WHAT YOU ARE ASKED TO DO
In the copy, keep every record exact and leave out all images.
::::::::
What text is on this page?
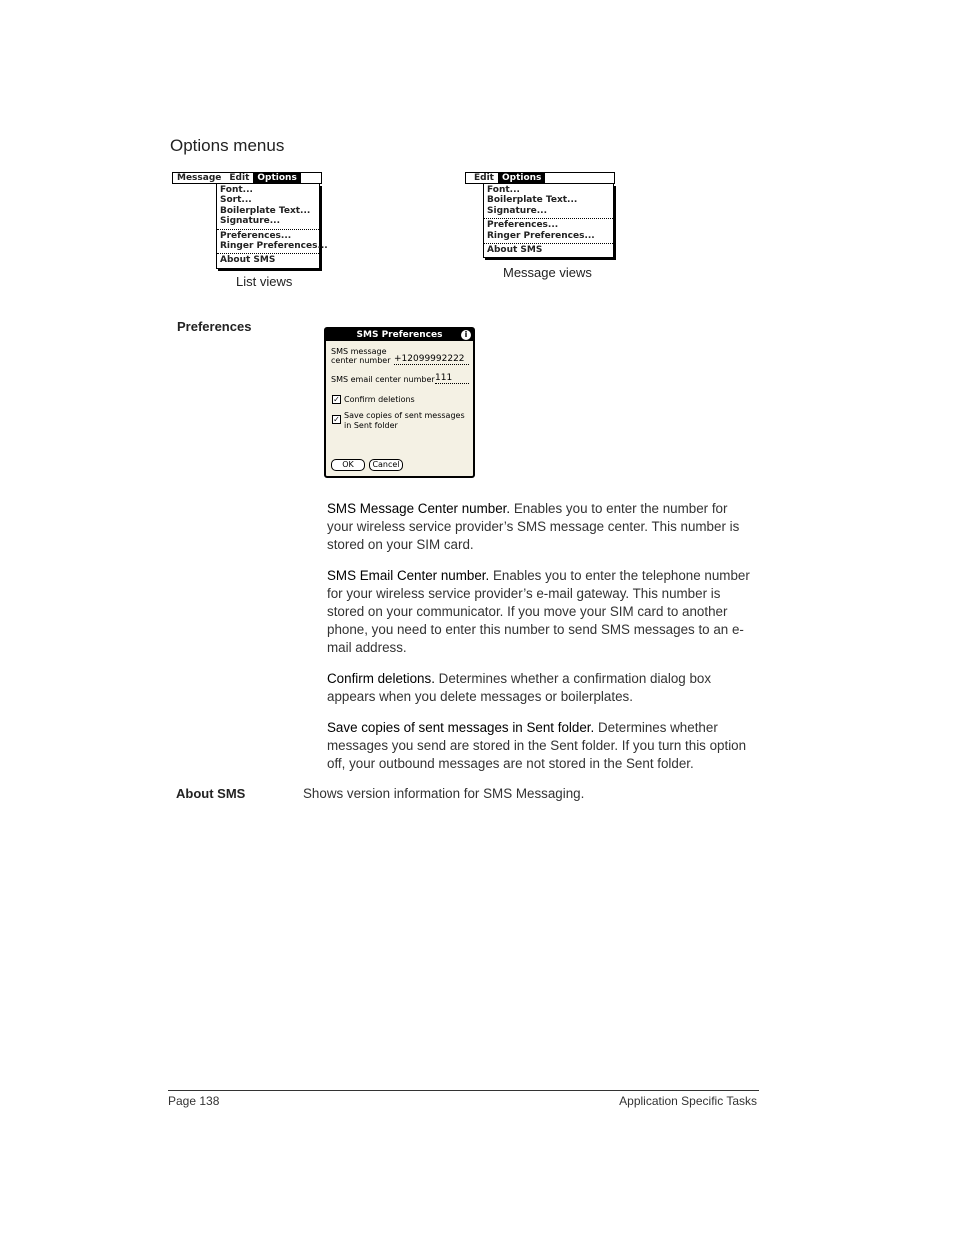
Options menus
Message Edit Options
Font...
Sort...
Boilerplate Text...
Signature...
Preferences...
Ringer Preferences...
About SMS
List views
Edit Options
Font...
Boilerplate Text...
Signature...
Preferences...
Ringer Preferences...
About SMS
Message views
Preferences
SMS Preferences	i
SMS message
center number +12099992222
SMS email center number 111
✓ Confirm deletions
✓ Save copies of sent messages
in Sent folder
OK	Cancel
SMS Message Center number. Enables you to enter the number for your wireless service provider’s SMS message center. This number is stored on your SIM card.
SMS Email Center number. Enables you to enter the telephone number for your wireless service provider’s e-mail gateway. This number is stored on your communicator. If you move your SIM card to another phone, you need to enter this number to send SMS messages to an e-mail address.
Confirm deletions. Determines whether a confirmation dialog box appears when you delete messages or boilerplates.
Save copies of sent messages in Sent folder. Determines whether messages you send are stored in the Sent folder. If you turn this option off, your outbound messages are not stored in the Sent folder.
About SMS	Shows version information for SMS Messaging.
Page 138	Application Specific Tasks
::::::::
PROBLEM SOLUTION
What text is on this page?
Options menus
Message Edit Options
Font...
Sort...
Boilerplate Text...
Signature...
Preferences...
Ringer Preferences...
About SMS
List views
Edit Options
Font...
Boilerplate Text...
Signature...
Preferences...
Ringer Preferences...
About SMS
Message views
Preferences
SMS Preferences	i
SMS message
center number +12099992222
SMS email center number 111
✓ Confirm deletions
✓ Save copies of sent messages
in Sent folder
OK	Cancel
SMS Message Center number. Enables you to enter the number for your wireless service provider’s SMS message center. This number is stored on your SIM card.
SMS Email Center number. Enables you to enter the telephone number for your wireless service provider’s e-mail gateway. This number is stored on your communicator. If you move your SIM card to another phone, you need to enter this number to send SMS messages to an e-mail address.
Confirm deletions. Determines whether a confirmation dialog box appears when you delete messages or boilerplates.
Save copies of sent messages in Sent folder. Determines whether messages you send are stored in the Sent folder. If you turn this option off, your outbound messages are not stored in the Sent folder.
About SMS	Shows version information for SMS Messaging.
Page 138	Application Specific Tasks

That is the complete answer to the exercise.